WHAT YOU SHOULD DO = Reproduce all records verbatim.

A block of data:
————

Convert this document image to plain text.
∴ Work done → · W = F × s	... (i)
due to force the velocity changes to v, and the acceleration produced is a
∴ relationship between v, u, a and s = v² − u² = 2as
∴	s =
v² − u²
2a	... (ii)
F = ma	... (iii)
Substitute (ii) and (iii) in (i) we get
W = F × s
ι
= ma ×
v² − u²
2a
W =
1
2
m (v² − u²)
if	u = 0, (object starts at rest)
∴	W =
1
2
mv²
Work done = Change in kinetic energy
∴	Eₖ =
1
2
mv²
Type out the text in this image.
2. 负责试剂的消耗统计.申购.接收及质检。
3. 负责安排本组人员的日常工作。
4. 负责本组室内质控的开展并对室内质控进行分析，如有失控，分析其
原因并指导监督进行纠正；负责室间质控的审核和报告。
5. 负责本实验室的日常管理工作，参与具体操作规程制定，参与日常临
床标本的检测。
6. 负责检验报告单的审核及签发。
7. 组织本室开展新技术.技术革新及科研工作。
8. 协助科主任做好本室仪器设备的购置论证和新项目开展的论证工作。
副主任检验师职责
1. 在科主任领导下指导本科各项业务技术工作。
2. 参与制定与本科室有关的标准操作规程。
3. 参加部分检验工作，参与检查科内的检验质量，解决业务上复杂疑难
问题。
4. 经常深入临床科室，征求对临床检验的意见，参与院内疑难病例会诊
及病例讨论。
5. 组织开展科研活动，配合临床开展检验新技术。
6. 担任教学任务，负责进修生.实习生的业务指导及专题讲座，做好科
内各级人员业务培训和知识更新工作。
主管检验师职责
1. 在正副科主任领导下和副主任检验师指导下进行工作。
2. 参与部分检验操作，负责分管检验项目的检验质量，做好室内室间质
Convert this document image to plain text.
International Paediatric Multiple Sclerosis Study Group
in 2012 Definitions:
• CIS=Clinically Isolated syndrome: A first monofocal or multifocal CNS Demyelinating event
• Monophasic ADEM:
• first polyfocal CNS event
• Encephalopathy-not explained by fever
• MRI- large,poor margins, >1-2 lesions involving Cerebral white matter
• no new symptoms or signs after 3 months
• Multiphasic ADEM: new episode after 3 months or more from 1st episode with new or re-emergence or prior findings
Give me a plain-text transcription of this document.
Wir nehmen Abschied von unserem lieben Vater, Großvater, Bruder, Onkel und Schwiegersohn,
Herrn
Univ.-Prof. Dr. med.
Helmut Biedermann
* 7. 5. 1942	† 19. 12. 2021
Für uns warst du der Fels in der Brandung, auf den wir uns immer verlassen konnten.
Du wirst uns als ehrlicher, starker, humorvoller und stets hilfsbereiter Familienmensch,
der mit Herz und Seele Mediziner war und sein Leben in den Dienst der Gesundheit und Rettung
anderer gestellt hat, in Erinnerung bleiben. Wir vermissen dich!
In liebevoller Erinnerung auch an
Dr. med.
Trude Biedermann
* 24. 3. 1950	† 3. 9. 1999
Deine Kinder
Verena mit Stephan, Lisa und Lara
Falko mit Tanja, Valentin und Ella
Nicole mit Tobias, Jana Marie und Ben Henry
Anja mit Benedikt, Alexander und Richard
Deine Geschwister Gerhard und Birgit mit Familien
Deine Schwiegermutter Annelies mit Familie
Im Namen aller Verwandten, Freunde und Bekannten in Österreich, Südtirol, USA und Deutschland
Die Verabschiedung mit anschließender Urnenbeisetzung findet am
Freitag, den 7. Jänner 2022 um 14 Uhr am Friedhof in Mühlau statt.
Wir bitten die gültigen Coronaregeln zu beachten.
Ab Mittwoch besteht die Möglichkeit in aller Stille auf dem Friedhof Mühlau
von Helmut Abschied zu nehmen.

————

EXERCISE SOLUTION =
Convert this document image to plain text.
∴ Work done → · W = F × s	... (i)
due to force the velocity changes to v, and the acceleration produced is a
∴ relationship between v, u, a and s = v² − u² = 2as
∴	s =
v² − u²
2a	... (ii)
F = ma	... (iii)
Substitute (ii) and (iii) in (i) we get
W = F × s
ι
= ma ×
v² − u²
2a
W =
1
2
m (v² − u²)
if	u = 0, (object starts at rest)
∴	W =
1
2
mv²
Work done = Change in kinetic energy
∴	Eₖ =
1
2
mv²
Type out the text in this image.
2. 负责试剂的消耗统计.申购.接收及质检。
3. 负责安排本组人员的日常工作。
4. 负责本组室内质控的开展并对室内质控进行分析，如有失控，分析其
原因并指导监督进行纠正；负责室间质控的审核和报告。
5. 负责本实验室的日常管理工作，参与具体操作规程制定，参与日常临
床标本的检测。
6. 负责检验报告单的审核及签发。
7. 组织本室开展新技术.技术革新及科研工作。
8. 协助科主任做好本室仪器设备的购置论证和新项目开展的论证工作。
副主任检验师职责
1. 在科主任领导下指导本科各项业务技术工作。
2. 参与制定与本科室有关的标准操作规程。
3. 参加部分检验工作，参与检查科内的检验质量，解决业务上复杂疑难
问题。
4. 经常深入临床科室，征求对临床检验的意见，参与院内疑难病例会诊
及病例讨论。
5. 组织开展科研活动，配合临床开展检验新技术。
6. 担任教学任务，负责进修生.实习生的业务指导及专题讲座，做好科
内各级人员业务培训和知识更新工作。
主管检验师职责
1. 在正副科主任领导下和副主任检验师指导下进行工作。
2. 参与部分检验操作，负责分管检验项目的检验质量，做好室内室间质
Convert this document image to plain text.
International Paediatric Multiple Sclerosis Study Group
in 2012 Definitions:
• CIS=Clinically Isolated syndrome: A first monofocal or multifocal CNS Demyelinating event
• Monophasic ADEM:
• first polyfocal CNS event
• Encephalopathy-not explained by fever
• MRI- large,poor margins, >1-2 lesions involving Cerebral white matter
• no new symptoms or signs after 3 months
• Multiphasic ADEM: new episode after 3 months or more from 1st episode with new or re-emergence or prior findings
Give me a plain-text transcription of this document.
Wir nehmen Abschied von unserem lieben Vater, Großvater, Bruder, Onkel und Schwiegersohn,
Herrn
Univ.-Prof. Dr. med.
Helmut Biedermann
* 7. 5. 1942	† 19. 12. 2021
Für uns warst du der Fels in der Brandung, auf den wir uns immer verlassen konnten.
Du wirst uns als ehrlicher, starker, humorvoller und stets hilfsbereiter Familienmensch,
der mit Herz und Seele Mediziner war und sein Leben in den Dienst der Gesundheit und Rettung
anderer gestellt hat, in Erinnerung bleiben. Wir vermissen dich!
In liebevoller Erinnerung auch an
Dr. med.
Trude Biedermann
* 24. 3. 1950	† 3. 9. 1999
Deine Kinder
Verena mit Stephan, Lisa und Lara
Falko mit Tanja, Valentin und Ella
Nicole mit Tobias, Jana Marie und Ben Henry
Anja mit Benedikt, Alexander und Richard
Deine Geschwister Gerhard und Birgit mit Familien
Deine Schwiegermutter Annelies mit Familie
Im Namen aller Verwandten, Freunde und Bekannten in Österreich, Südtirol, USA und Deutschland
Die Verabschiedung mit anschließender Urnenbeisetzung findet am
Freitag, den 7. Jänner 2022 um 14 Uhr am Friedhof in Mühlau statt.
Wir bitten die gültigen Coronaregeln zu beachten.
Ab Mittwoch besteht die Möglichkeit in aller Stille auf dem Friedhof Mühlau
von Helmut Abschied zu nehmen.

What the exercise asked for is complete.